__WORK TO DO__
Print out every record exactly as it appears.

Excerpt from a dataset
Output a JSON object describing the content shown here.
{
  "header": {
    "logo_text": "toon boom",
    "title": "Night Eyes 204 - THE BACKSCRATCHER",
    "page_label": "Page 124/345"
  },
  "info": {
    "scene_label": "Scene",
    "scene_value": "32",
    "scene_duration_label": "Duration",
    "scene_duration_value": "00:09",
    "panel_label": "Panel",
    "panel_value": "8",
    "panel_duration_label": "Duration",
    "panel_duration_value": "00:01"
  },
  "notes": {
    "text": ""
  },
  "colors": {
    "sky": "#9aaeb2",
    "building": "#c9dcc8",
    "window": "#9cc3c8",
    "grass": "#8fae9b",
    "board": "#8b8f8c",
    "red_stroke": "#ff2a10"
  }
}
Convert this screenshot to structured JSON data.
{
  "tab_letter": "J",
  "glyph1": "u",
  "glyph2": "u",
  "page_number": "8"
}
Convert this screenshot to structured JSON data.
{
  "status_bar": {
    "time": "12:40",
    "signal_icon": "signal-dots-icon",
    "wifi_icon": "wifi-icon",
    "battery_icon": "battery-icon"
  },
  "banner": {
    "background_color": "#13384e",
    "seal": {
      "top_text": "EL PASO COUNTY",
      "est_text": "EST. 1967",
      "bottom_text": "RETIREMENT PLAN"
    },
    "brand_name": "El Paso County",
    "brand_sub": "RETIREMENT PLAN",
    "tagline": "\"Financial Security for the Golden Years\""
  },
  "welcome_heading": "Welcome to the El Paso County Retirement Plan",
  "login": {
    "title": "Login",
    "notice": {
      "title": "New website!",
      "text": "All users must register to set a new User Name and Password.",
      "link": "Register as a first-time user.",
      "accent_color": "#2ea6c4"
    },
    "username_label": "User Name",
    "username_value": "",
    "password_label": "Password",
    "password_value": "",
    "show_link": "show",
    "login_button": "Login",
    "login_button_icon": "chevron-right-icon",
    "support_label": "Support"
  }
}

__COMPLETED EXERCISE__
Output a JSON object describing the content shown here.
{
  "header": {
    "logo_text": "toon boom",
    "title": "Night Eyes 204 - THE BACKSCRATCHER",
    "page_label": "Page 124/345"
  },
  "info": {
    "scene_label": "Scene",
    "scene_value": "32",
    "scene_duration_label": "Duration",
    "scene_duration_value": "00:09",
    "panel_label": "Panel",
    "panel_value": "8",
    "panel_duration_label": "Duration",
    "panel_duration_value": "00:01"
  },
  "notes": {
    "text": ""
  },
  "colors": {
    "sky": "#9aaeb2",
    "building": "#c9dcc8",
    "window": "#9cc3c8",
    "grass": "#8fae9b",
    "board": "#8b8f8c",
    "red_stroke": "#ff2a10"
  }
}
Convert this screenshot to structured JSON data.
{
  "tab_letter": "J",
  "glyph1": "u",
  "glyph2": "u",
  "page_number": "8"
}
Convert this screenshot to structured JSON data.
{
  "status_bar": {
    "time": "12:40",
    "signal_icon": "signal-dots-icon",
    "wifi_icon": "wifi-icon",
    "battery_icon": "battery-icon"
  },
  "banner": {
    "background_color": "#13384e",
    "seal": {
      "top_text": "EL PASO COUNTY",
      "est_text": "EST. 1967",
      "bottom_text": "RETIREMENT PLAN"
    },
    "brand_name": "El Paso County",
    "brand_sub": "RETIREMENT PLAN",
    "tagline": "\"Financial Security for the Golden Years\""
  },
  "welcome_heading": "Welcome to the El Paso County Retirement Plan",
  "login": {
    "title": "Login",
    "notice": {
      "title": "New website!",
      "text": "All users must register to set a new User Name and Password.",
      "link": "Register as a first-time user.",
      "accent_color": "#2ea6c4"
    },
    "username_label": "User Name",
    "username_value": "",
    "password_label": "Password",
    "password_value": "",
    "show_link": "show",
    "login_button": "Login",
    "login_button_icon": "chevron-right-icon",
    "support_label": "Support"
  }
}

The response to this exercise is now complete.